Say how many lines of the material below contain the word "emit", with no other words.
---- Stored rows
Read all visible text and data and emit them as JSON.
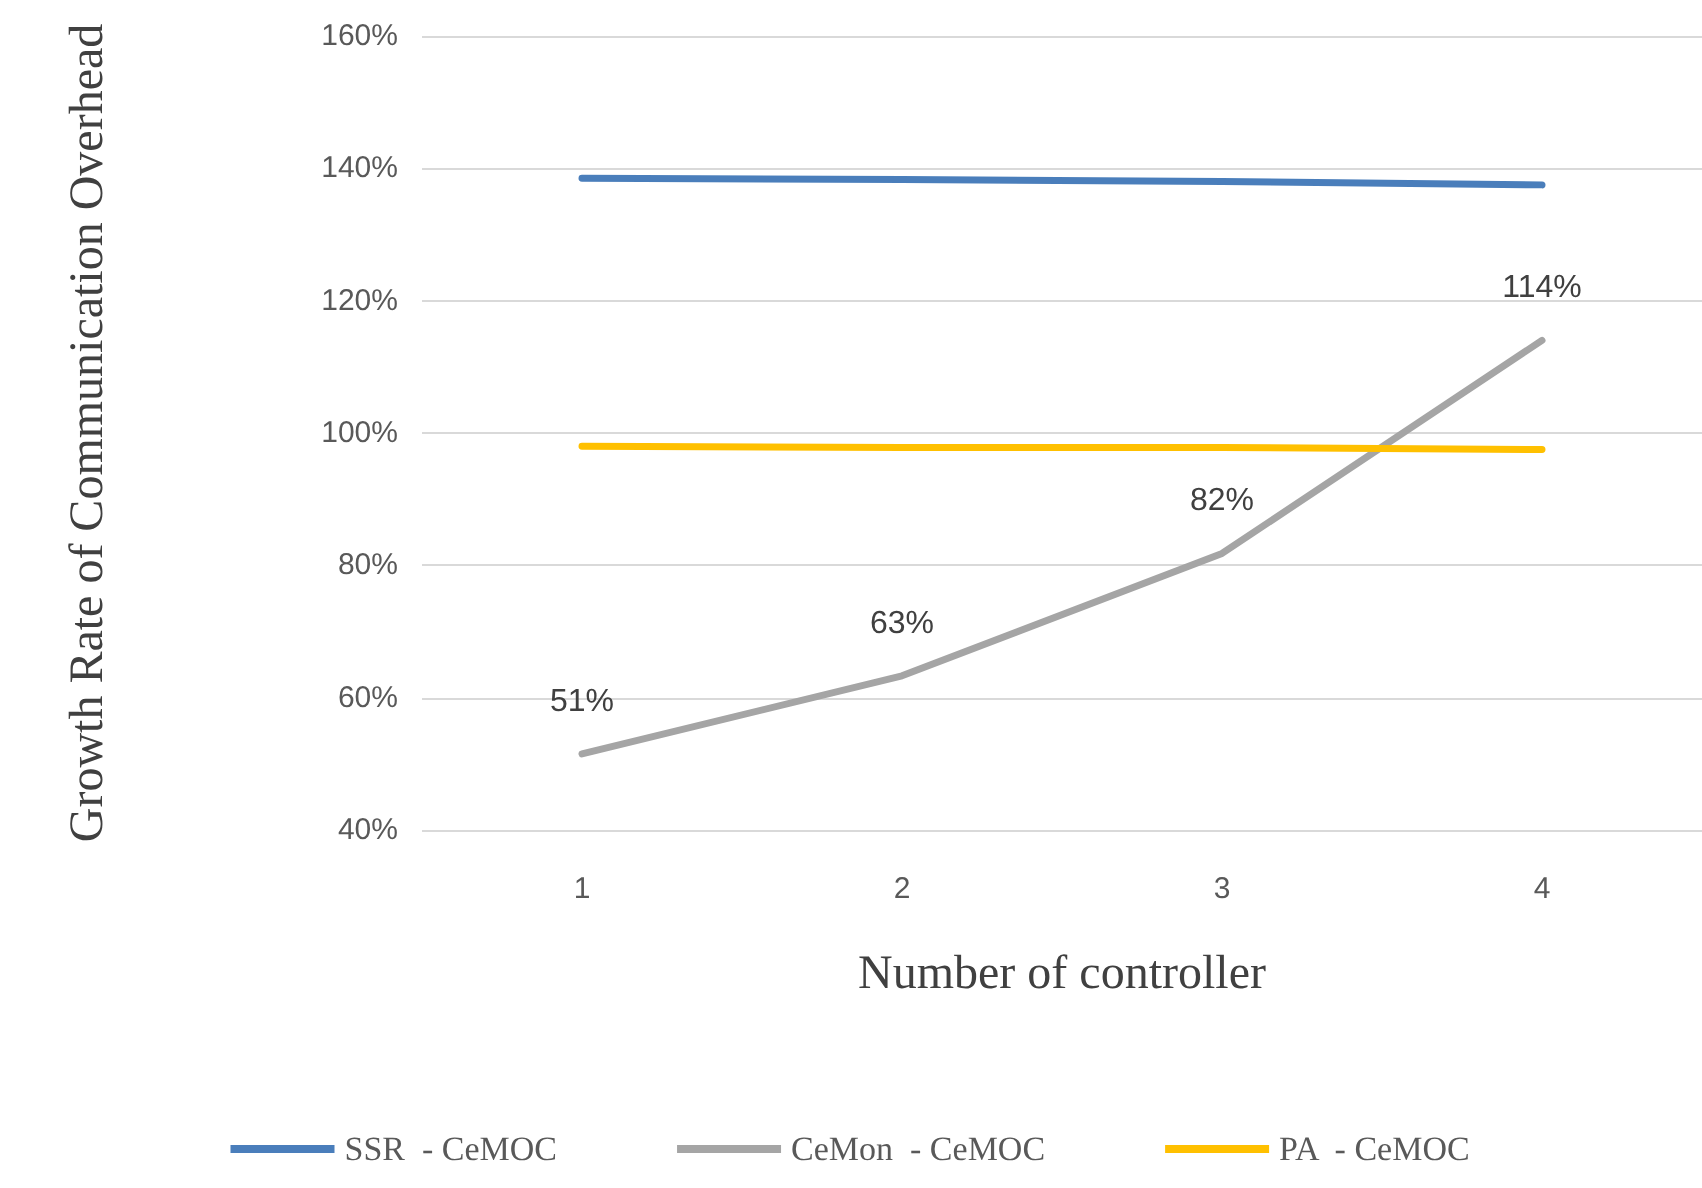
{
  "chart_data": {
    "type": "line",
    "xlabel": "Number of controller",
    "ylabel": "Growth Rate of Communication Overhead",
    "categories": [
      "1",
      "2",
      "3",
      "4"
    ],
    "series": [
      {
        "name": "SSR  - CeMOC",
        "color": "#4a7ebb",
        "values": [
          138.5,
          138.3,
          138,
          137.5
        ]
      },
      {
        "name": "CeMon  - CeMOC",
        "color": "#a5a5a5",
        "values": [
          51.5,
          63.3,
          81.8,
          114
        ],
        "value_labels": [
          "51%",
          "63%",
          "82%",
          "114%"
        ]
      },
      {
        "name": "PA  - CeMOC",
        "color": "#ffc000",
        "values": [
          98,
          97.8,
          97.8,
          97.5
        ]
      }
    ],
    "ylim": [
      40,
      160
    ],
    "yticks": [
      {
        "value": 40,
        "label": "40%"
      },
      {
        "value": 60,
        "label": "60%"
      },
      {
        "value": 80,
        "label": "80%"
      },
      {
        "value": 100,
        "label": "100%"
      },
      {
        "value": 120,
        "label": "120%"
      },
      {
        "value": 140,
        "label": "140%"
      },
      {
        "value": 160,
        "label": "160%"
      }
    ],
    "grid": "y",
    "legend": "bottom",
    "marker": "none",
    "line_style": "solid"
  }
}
--------
---- Stored rows
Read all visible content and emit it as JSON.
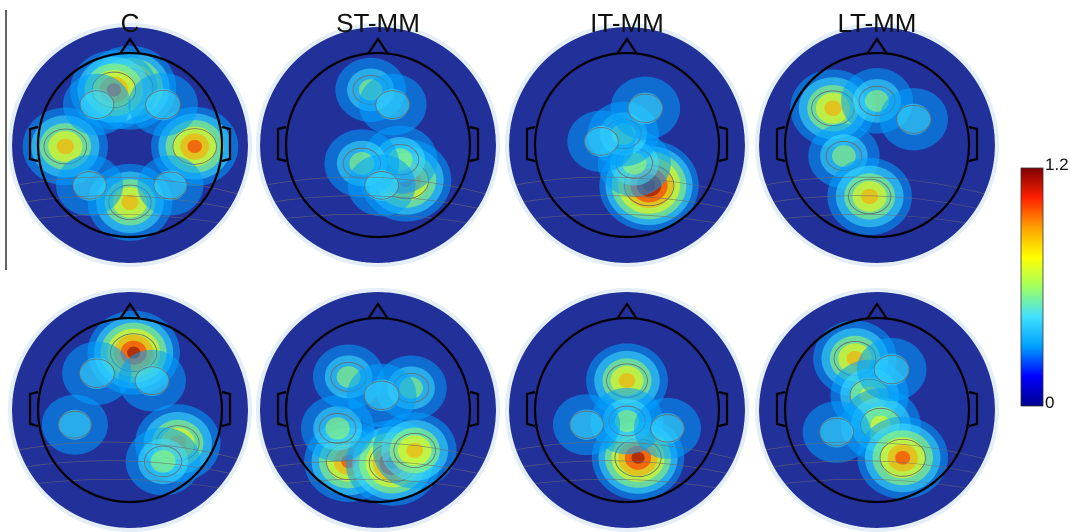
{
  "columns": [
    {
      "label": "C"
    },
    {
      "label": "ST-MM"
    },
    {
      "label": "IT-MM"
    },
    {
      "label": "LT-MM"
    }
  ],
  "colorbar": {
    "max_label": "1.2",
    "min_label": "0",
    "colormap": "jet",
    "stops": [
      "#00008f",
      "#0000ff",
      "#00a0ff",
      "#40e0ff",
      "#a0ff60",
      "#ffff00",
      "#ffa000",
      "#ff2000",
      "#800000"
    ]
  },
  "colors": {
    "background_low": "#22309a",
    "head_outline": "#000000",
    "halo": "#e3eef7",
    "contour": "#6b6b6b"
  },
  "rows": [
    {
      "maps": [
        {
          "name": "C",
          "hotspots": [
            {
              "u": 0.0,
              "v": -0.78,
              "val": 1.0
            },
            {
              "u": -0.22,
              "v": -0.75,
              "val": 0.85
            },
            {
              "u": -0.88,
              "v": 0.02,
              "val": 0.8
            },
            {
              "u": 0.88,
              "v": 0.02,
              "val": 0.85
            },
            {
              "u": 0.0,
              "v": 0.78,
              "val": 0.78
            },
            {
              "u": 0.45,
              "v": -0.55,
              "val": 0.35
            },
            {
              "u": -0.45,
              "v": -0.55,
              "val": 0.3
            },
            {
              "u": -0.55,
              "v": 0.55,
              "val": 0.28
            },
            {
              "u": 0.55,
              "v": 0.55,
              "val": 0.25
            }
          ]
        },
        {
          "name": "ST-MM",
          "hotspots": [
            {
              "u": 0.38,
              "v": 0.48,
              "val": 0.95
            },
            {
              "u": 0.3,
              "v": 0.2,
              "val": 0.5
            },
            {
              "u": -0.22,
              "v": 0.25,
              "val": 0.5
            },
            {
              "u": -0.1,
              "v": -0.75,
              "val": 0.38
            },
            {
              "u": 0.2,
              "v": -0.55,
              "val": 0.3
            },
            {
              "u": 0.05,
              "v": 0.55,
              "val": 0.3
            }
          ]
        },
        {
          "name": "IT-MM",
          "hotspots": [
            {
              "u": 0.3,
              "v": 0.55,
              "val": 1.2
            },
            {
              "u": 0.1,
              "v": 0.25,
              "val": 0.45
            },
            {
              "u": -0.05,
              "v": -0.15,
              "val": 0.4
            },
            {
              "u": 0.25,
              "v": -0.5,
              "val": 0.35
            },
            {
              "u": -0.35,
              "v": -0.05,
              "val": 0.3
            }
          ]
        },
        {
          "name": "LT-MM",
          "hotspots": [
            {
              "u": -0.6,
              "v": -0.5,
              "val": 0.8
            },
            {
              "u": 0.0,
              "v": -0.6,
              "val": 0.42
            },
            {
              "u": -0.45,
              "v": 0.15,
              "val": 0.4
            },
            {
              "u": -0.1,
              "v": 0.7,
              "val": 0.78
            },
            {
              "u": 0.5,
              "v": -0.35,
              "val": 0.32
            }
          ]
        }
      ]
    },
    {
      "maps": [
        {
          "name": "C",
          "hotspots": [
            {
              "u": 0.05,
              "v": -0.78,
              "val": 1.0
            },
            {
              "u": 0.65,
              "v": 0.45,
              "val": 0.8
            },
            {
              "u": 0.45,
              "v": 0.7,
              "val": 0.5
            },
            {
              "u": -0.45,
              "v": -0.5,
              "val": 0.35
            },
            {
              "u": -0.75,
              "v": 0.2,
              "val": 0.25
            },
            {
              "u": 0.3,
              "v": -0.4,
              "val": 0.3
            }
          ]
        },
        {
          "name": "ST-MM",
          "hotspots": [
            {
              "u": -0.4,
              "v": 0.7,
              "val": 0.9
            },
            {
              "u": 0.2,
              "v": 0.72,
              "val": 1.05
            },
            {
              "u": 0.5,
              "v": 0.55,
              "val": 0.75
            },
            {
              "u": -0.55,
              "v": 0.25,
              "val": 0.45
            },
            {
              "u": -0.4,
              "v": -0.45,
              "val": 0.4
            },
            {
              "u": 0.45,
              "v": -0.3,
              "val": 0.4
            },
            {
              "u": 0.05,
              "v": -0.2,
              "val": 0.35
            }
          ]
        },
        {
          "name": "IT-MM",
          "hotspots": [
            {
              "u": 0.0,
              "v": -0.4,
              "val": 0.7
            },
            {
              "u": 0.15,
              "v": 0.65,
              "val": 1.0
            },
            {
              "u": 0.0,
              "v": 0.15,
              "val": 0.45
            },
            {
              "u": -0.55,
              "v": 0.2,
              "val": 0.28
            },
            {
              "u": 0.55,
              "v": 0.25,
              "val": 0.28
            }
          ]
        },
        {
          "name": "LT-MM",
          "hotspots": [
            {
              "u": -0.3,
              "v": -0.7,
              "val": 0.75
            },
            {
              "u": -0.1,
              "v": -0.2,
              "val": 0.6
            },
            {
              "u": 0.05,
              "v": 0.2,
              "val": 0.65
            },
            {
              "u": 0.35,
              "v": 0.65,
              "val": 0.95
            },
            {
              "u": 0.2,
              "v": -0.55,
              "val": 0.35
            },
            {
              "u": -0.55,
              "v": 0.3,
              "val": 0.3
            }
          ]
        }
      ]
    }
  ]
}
--------
#### [Exercise answer]
2